> TASK REQUIREMENTS:
Search the records for the word "施工事例" and pick out every line that has it.
━━━ RAW RECORDS
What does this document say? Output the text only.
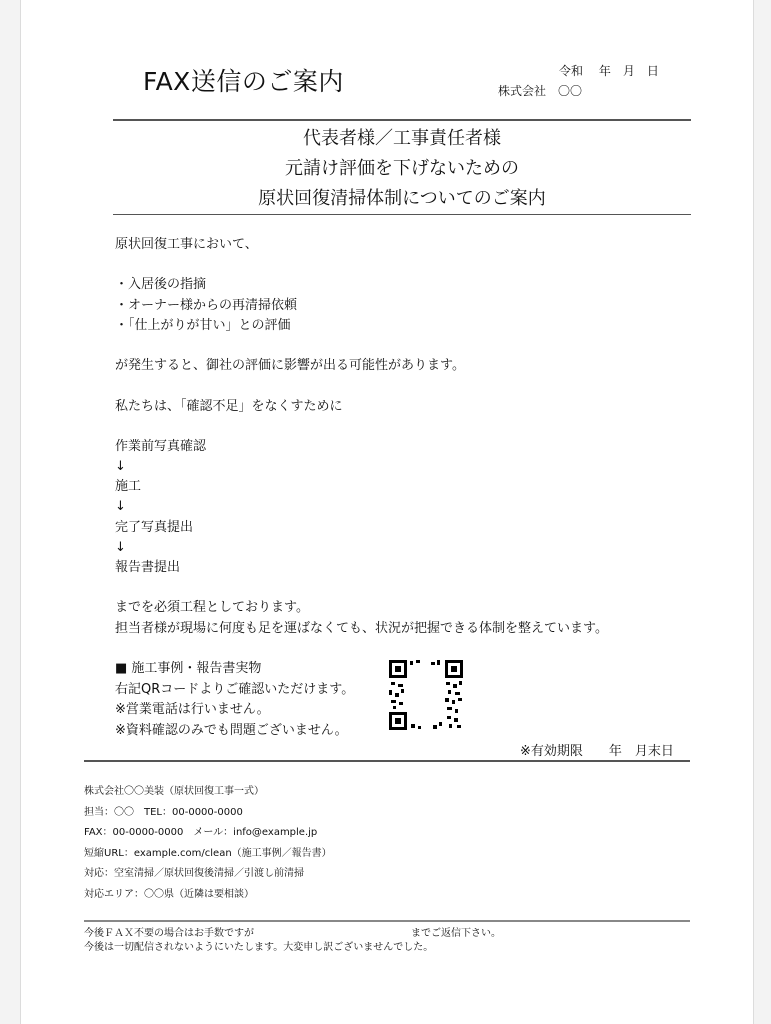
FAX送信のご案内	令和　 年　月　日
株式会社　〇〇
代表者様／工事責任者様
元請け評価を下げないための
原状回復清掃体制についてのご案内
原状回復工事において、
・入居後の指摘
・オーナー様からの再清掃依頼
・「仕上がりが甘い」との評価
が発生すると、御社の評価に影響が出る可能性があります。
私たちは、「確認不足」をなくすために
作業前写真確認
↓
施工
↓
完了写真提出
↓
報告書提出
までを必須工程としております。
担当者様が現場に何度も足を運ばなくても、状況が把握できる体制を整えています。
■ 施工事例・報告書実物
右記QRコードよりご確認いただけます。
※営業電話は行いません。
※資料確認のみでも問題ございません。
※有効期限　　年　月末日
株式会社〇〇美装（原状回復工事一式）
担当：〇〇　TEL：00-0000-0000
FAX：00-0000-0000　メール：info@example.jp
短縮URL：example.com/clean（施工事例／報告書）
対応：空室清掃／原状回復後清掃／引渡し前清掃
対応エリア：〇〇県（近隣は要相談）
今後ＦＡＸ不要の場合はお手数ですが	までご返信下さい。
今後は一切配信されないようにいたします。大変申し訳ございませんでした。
━━━━━━
> WORKED SOLUTION:
■ 施工事例・報告書実物
短縮URL：example.com/clean（施工事例／報告書）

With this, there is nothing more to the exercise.